• _Exercise description_
Each line should be copied exactly.

[Stored items from a collection]
## BEGIN

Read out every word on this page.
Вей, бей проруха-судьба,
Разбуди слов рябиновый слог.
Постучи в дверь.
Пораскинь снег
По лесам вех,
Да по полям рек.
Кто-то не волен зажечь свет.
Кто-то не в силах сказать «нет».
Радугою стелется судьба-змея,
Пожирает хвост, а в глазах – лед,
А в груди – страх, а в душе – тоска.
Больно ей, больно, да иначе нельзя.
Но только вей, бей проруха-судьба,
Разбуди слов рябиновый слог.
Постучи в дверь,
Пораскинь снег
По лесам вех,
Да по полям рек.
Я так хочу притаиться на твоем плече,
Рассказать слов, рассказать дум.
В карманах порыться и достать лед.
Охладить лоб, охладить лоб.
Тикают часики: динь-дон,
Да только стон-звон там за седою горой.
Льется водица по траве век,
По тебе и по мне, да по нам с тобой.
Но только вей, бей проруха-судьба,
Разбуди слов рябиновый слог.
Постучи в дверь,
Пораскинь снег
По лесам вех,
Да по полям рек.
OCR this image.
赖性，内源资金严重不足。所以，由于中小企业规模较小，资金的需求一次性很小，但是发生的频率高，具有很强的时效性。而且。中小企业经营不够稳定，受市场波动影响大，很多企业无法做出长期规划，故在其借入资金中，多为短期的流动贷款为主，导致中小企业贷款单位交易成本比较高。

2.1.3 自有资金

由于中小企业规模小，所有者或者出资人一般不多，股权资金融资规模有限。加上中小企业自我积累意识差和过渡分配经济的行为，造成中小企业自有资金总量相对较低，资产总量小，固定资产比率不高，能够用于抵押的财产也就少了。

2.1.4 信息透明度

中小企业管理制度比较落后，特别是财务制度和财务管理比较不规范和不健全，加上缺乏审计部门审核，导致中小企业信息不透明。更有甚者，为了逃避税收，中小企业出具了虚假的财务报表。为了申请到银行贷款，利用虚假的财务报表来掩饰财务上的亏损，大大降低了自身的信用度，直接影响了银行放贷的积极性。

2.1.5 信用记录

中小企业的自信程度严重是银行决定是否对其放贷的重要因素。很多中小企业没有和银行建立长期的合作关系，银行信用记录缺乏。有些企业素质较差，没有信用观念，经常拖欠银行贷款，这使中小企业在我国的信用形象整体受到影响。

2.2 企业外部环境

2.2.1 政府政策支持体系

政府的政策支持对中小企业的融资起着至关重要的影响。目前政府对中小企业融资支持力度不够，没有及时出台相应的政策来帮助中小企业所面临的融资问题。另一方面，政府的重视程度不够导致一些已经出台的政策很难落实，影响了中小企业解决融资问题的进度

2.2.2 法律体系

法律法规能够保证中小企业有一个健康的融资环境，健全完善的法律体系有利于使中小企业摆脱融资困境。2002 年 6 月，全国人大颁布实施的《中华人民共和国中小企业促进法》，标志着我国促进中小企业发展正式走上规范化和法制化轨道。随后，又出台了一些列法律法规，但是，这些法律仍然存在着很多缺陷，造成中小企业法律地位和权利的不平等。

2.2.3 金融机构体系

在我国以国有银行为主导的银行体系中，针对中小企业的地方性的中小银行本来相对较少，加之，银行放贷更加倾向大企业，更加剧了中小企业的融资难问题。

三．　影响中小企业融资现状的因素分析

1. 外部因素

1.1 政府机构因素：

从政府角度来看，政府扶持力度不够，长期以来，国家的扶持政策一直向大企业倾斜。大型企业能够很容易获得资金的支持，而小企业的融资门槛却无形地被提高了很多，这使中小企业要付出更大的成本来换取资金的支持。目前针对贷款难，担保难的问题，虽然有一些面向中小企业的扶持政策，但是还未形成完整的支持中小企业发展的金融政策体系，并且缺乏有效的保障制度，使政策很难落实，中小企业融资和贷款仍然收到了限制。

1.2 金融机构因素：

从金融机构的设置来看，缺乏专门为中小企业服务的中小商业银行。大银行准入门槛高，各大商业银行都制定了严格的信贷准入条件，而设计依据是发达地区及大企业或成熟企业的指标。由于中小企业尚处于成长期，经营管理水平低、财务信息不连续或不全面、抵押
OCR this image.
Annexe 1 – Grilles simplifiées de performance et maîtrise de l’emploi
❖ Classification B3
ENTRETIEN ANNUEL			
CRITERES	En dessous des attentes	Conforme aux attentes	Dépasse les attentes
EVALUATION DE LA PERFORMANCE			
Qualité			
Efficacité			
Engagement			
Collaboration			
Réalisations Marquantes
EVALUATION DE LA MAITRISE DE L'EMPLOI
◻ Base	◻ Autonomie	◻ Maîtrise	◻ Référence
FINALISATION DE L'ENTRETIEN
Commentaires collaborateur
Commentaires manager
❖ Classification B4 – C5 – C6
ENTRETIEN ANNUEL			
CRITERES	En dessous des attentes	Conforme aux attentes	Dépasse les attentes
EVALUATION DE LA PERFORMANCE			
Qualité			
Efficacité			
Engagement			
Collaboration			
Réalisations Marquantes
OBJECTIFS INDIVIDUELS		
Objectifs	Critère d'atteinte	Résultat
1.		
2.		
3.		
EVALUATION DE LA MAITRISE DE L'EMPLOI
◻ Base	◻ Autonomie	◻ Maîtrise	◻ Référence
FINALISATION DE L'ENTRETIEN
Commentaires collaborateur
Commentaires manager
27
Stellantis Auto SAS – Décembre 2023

## END

• _Answer to the exercise_
Read out every word on this page.
Вей, бей проруха-судьба,
Разбуди слов рябиновый слог.
Постучи в дверь.
Пораскинь снег
По лесам вех,
Да по полям рек.
Кто-то не волен зажечь свет.
Кто-то не в силах сказать «нет».
Радугою стелется судьба-змея,
Пожирает хвост, а в глазах – лед,
А в груди – страх, а в душе – тоска.
Больно ей, больно, да иначе нельзя.
Но только вей, бей проруха-судьба,
Разбуди слов рябиновый слог.
Постучи в дверь,
Пораскинь снег
По лесам вех,
Да по полям рек.
Я так хочу притаиться на твоем плече,
Рассказать слов, рассказать дум.
В карманах порыться и достать лед.
Охладить лоб, охладить лоб.
Тикают часики: динь-дон,
Да только стон-звон там за седою горой.
Льется водица по траве век,
По тебе и по мне, да по нам с тобой.
Но только вей, бей проруха-судьба,
Разбуди слов рябиновый слог.
Постучи в дверь,
Пораскинь снег
По лесам вех,
Да по полям рек.
OCR this image.
赖性，内源资金严重不足。所以，由于中小企业规模较小，资金的需求一次性很小，但是发生的频率高，具有很强的时效性。而且。中小企业经营不够稳定，受市场波动影响大，很多企业无法做出长期规划，故在其借入资金中，多为短期的流动贷款为主，导致中小企业贷款单位交易成本比较高。

2.1.3 自有资金

由于中小企业规模小，所有者或者出资人一般不多，股权资金融资规模有限。加上中小企业自我积累意识差和过渡分配经济的行为，造成中小企业自有资金总量相对较低，资产总量小，固定资产比率不高，能够用于抵押的财产也就少了。

2.1.4 信息透明度

中小企业管理制度比较落后，特别是财务制度和财务管理比较不规范和不健全，加上缺乏审计部门审核，导致中小企业信息不透明。更有甚者，为了逃避税收，中小企业出具了虚假的财务报表。为了申请到银行贷款，利用虚假的财务报表来掩饰财务上的亏损，大大降低了自身的信用度，直接影响了银行放贷的积极性。

2.1.5 信用记录

中小企业的自信程度严重是银行决定是否对其放贷的重要因素。很多中小企业没有和银行建立长期的合作关系，银行信用记录缺乏。有些企业素质较差，没有信用观念，经常拖欠银行贷款，这使中小企业在我国的信用形象整体受到影响。

2.2 企业外部环境

2.2.1 政府政策支持体系

政府的政策支持对中小企业的融资起着至关重要的影响。目前政府对中小企业融资支持力度不够，没有及时出台相应的政策来帮助中小企业所面临的融资问题。另一方面，政府的重视程度不够导致一些已经出台的政策很难落实，影响了中小企业解决融资问题的进度

2.2.2 法律体系

法律法规能够保证中小企业有一个健康的融资环境，健全完善的法律体系有利于使中小企业摆脱融资困境。2002 年 6 月，全国人大颁布实施的《中华人民共和国中小企业促进法》，标志着我国促进中小企业发展正式走上规范化和法制化轨道。随后，又出台了一些列法律法规，但是，这些法律仍然存在着很多缺陷，造成中小企业法律地位和权利的不平等。

2.2.3 金融机构体系

在我国以国有银行为主导的银行体系中，针对中小企业的地方性的中小银行本来相对较少，加之，银行放贷更加倾向大企业，更加剧了中小企业的融资难问题。

三．　影响中小企业融资现状的因素分析

1. 外部因素

1.1 政府机构因素：

从政府角度来看，政府扶持力度不够，长期以来，国家的扶持政策一直向大企业倾斜。大型企业能够很容易获得资金的支持，而小企业的融资门槛却无形地被提高了很多，这使中小企业要付出更大的成本来换取资金的支持。目前针对贷款难，担保难的问题，虽然有一些面向中小企业的扶持政策，但是还未形成完整的支持中小企业发展的金融政策体系，并且缺乏有效的保障制度，使政策很难落实，中小企业融资和贷款仍然收到了限制。

1.2 金融机构因素：

从金融机构的设置来看，缺乏专门为中小企业服务的中小商业银行。大银行准入门槛高，各大商业银行都制定了严格的信贷准入条件，而设计依据是发达地区及大企业或成熟企业的指标。由于中小企业尚处于成长期，经营管理水平低、财务信息不连续或不全面、抵押
OCR this image.
Annexe 1 – Grilles simplifiées de performance et maîtrise de l’emploi
❖ Classification B3
ENTRETIEN ANNUEL			
CRITERES	En dessous des attentes	Conforme aux attentes	Dépasse les attentes
EVALUATION DE LA PERFORMANCE			
Qualité			
Efficacité			
Engagement			
Collaboration			
Réalisations Marquantes
EVALUATION DE LA MAITRISE DE L'EMPLOI
◻ Base	◻ Autonomie	◻ Maîtrise	◻ Référence
FINALISATION DE L'ENTRETIEN
Commentaires collaborateur
Commentaires manager
❖ Classification B4 – C5 – C6
ENTRETIEN ANNUEL			
CRITERES	En dessous des attentes	Conforme aux attentes	Dépasse les attentes
EVALUATION DE LA PERFORMANCE			
Qualité			
Efficacité			
Engagement			
Collaboration			
Réalisations Marquantes
OBJECTIFS INDIVIDUELS		
Objectifs	Critère d'atteinte	Résultat
1.		
2.		
3.		
EVALUATION DE LA MAITRISE DE L'EMPLOI
◻ Base	◻ Autonomie	◻ Maîtrise	◻ Référence
FINALISATION DE L'ENTRETIEN
Commentaires collaborateur
Commentaires manager
27
Stellantis Auto SAS – Décembre 2023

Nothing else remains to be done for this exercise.